* _EXERCISE INSTRUCTIONS_: Repeat the full listing, word for word.

-- start of GIVEN INFORMATION --

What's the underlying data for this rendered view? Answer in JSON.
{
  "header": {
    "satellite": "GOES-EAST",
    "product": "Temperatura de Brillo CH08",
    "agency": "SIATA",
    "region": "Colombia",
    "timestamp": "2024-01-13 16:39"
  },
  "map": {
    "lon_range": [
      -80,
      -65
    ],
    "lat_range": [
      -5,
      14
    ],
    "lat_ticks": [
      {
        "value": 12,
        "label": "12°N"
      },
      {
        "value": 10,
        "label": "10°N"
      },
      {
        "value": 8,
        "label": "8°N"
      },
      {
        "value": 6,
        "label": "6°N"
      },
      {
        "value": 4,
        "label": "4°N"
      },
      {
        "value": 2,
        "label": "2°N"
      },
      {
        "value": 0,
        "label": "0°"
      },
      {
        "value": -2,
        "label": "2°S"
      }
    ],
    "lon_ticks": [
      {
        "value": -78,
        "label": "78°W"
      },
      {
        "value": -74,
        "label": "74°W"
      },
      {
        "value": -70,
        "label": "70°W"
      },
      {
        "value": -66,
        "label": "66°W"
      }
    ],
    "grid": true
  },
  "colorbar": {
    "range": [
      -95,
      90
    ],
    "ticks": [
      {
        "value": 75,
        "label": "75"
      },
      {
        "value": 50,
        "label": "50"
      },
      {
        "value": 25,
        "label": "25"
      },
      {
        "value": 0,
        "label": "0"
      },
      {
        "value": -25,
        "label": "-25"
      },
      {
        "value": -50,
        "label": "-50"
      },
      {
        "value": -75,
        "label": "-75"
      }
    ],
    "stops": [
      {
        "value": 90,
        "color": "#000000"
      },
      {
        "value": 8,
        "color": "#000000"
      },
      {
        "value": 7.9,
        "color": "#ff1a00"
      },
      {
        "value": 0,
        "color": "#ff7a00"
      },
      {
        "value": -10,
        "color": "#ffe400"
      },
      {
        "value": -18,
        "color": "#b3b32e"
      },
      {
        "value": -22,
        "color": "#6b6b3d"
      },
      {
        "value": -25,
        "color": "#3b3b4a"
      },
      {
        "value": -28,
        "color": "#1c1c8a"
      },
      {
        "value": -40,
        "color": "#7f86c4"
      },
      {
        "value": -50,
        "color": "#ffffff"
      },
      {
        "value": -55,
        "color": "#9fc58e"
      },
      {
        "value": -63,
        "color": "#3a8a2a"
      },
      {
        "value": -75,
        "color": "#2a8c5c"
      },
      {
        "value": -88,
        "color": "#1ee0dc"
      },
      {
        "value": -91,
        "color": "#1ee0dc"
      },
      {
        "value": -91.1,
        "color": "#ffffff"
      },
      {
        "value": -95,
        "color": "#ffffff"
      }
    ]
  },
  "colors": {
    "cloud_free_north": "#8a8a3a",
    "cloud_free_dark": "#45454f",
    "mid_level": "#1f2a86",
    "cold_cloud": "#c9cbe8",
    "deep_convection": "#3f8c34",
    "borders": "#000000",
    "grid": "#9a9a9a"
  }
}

-- end of GIVEN INFORMATION --

* _ANSWER TO THE EXERCISE_:
What's the underlying data for this rendered view? Answer in JSON.
{
  "header": {
    "satellite": "GOES-EAST",
    "product": "Temperatura de Brillo CH08",
    "agency": "SIATA",
    "region": "Colombia",
    "timestamp": "2024-01-13 16:39"
  },
  "map": {
    "lon_range": [
      -80,
      -65
    ],
    "lat_range": [
      -5,
      14
    ],
    "lat_ticks": [
      {
        "value": 12,
        "label": "12°N"
      },
      {
        "value": 10,
        "label": "10°N"
      },
      {
        "value": 8,
        "label": "8°N"
      },
      {
        "value": 6,
        "label": "6°N"
      },
      {
        "value": 4,
        "label": "4°N"
      },
      {
        "value": 2,
        "label": "2°N"
      },
      {
        "value": 0,
        "label": "0°"
      },
      {
        "value": -2,
        "label": "2°S"
      }
    ],
    "lon_ticks": [
      {
        "value": -78,
        "label": "78°W"
      },
      {
        "value": -74,
        "label": "74°W"
      },
      {
        "value": -70,
        "label": "70°W"
      },
      {
        "value": -66,
        "label": "66°W"
      }
    ],
    "grid": true
  },
  "colorbar": {
    "range": [
      -95,
      90
    ],
    "ticks": [
      {
        "value": 75,
        "label": "75"
      },
      {
        "value": 50,
        "label": "50"
      },
      {
        "value": 25,
        "label": "25"
      },
      {
        "value": 0,
        "label": "0"
      },
      {
        "value": -25,
        "label": "-25"
      },
      {
        "value": -50,
        "label": "-50"
      },
      {
        "value": -75,
        "label": "-75"
      }
    ],
    "stops": [
      {
        "value": 90,
        "color": "#000000"
      },
      {
        "value": 8,
        "color": "#000000"
      },
      {
        "value": 7.9,
        "color": "#ff1a00"
      },
      {
        "value": 0,
        "color": "#ff7a00"
      },
      {
        "value": -10,
        "color": "#ffe400"
      },
      {
        "value": -18,
        "color": "#b3b32e"
      },
      {
        "value": -22,
        "color": "#6b6b3d"
      },
      {
        "value": -25,
        "color": "#3b3b4a"
      },
      {
        "value": -28,
        "color": "#1c1c8a"
      },
      {
        "value": -40,
        "color": "#7f86c4"
      },
      {
        "value": -50,
        "color": "#ffffff"
      },
      {
        "value": -55,
        "color": "#9fc58e"
      },
      {
        "value": -63,
        "color": "#3a8a2a"
      },
      {
        "value": -75,
        "color": "#2a8c5c"
      },
      {
        "value": -88,
        "color": "#1ee0dc"
      },
      {
        "value": -91,
        "color": "#1ee0dc"
      },
      {
        "value": -91.1,
        "color": "#ffffff"
      },
      {
        "value": -95,
        "color": "#ffffff"
      }
    ]
  },
  "colors": {
    "cloud_free_north": "#8a8a3a",
    "cloud_free_dark": "#45454f",
    "mid_level": "#1f2a86",
    "cold_cloud": "#c9cbe8",
    "deep_convection": "#3f8c34",
    "borders": "#000000",
    "grid": "#9a9a9a"
  }
}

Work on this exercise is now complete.